(CONSIGNE A)
Recopiez l'extrait sur le parc immobilier de montagne, en partant de « Les échanges ont » et en continuant jusqu'à « l’immobilier (agences, etc.). ».
(CONSIGNE B)
D'après l'extrait sur le parc immobilier de montagne, les affirmations suivantes sont-elles exactes ? Répondez par oui ou non pour chacune, en citant les mots de l'extrait qui tranchent : (i) la commune d'Araches compte 3000 habitants permanents ; (ii) les propriétaires peuvent utiliser librement leur bien dès l'achat ; (iii) Serge Magna dirige l'association Ternalia Grand Massif.

(EXTRAIT)
===============

Les échanges ont permis de préciser les mécanismes à l’oeuvre dans la croissance du parc immobilier de montagne qui est colossal: la commune d’Araches compte 30 000 lits touristiques pour 3000 habitants permanents.
Pression des professionnels de l’industrie du ski.
Sous la pression des professionnels du ski (remontées mécaniques, moniteurs, loueurs, et de communes engagées dans la gestion de sociétés d’économie mixte exploitant les remontées mécaniques) des nouveaux lits sont régulièrement construits. Les propriétaires locaux de foncier ne sont pas les derniers à pousser à la roue, comme des municipalités où les résidents secondaires ne manquent pas de peser quand ils préfèrent voter en station qu’à leur domicile principal.
Le lancement de nouveaux programmes fait effectivement fonctionner tout un tissu local d’entreprises du bâtiment, et de professionnels de l’immobilier (agences, etc.).
Incitations fiscales
Ces nouveaux lits sont proposés sur le marché par les promoteurs qui les ont vendus dans le cadre de mesures de défiscalisation. Pendant neuf ans, les propriétaires doivent louer leur bien avant d’en avoir le libre usage. Ces lits neufs, dans des immeubles de meilleur standing que les immeubles plus anciens, sont relativement « chauds ». « Mais au bout de neuf ans, les propriétaires peuvent les revendre. L ’arrivée de ces lits sur le marché peut provoquer des déséquilibres » explique Serge Magna, directeur de l’association Ternalia Grand Massif, gestionnaire du village vacances les Flocons Verts. Au bout de quelques années, la part des lits froids augmente.

===============

(DONNÉES)

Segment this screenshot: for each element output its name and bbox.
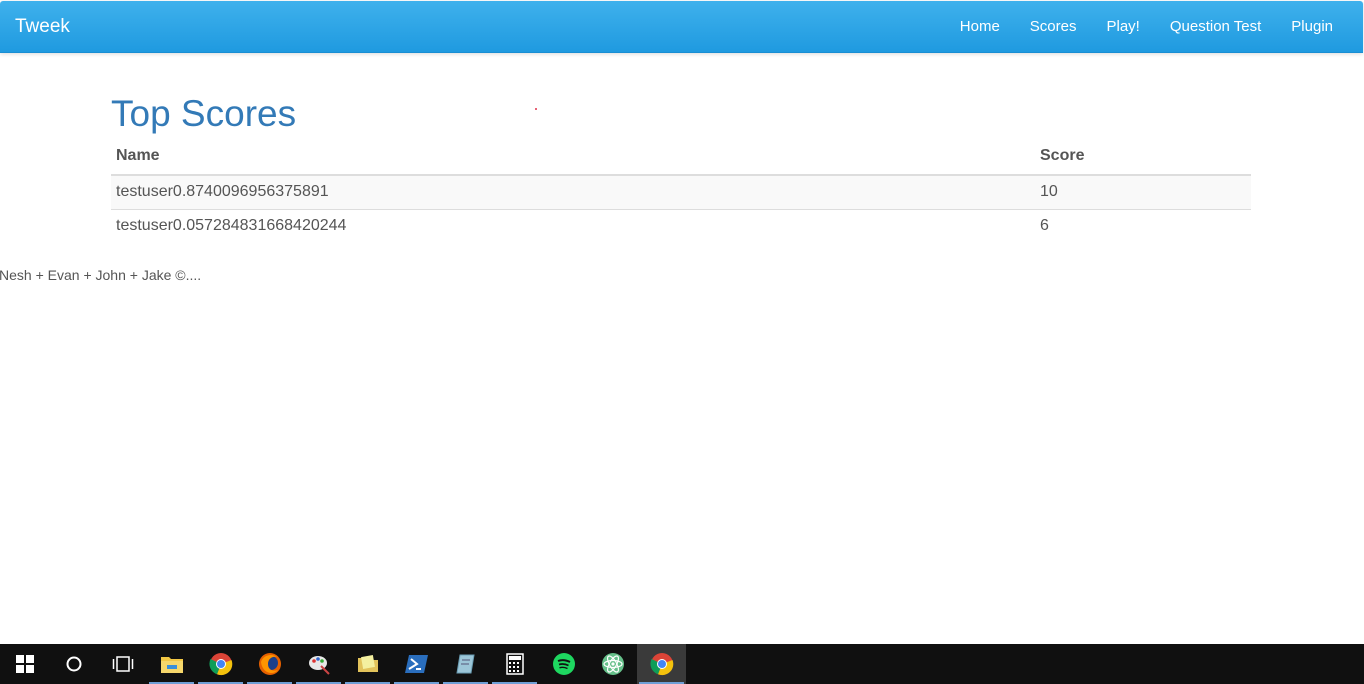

===============

(RÉPONSE RÉDIGÉE A)
Les échanges ont permis de préciser les mécanismes à l’oeuvre dans la croissance du parc immobilier de montagne qui est colossal: la commune d’Araches compte 30 000 lits touristiques pour 3000 habitants permanents.
Pression des professionnels de l’industrie du ski.
Sous la pression des professionnels du ski (remontées mécaniques, moniteurs, loueurs, et de communes engagées dans la gestion de sociétés d’économie mixte exploitant les remontées mécaniques) des nouveaux lits sont régulièrement construits. Les propriétaires locaux de foncier ne sont pas les derniers à pousser à la roue, comme des municipalités où les résidents secondaires ne manquent pas de peser quand ils préfèrent voter en station qu’à leur domicile principal.
Le lancement de nouveaux programmes fait effectivement fonctionner tout un tissu local d’entreprises du bâtiment, et de professionnels de l’immobilier (agences, etc.).

(RÉPONSE RÉDIGÉE B)
(i) Oui : « la commune d’Araches compte 30 000 lits touristiques pour 3000 habitants permanents ».
(ii) Non : « Pendant neuf ans, les propriétaires doivent louer leur bien avant d’en avoir le libre usage. »
(iii) Oui : « Serge Magna, directeur de l’association Ternalia Grand Massif ».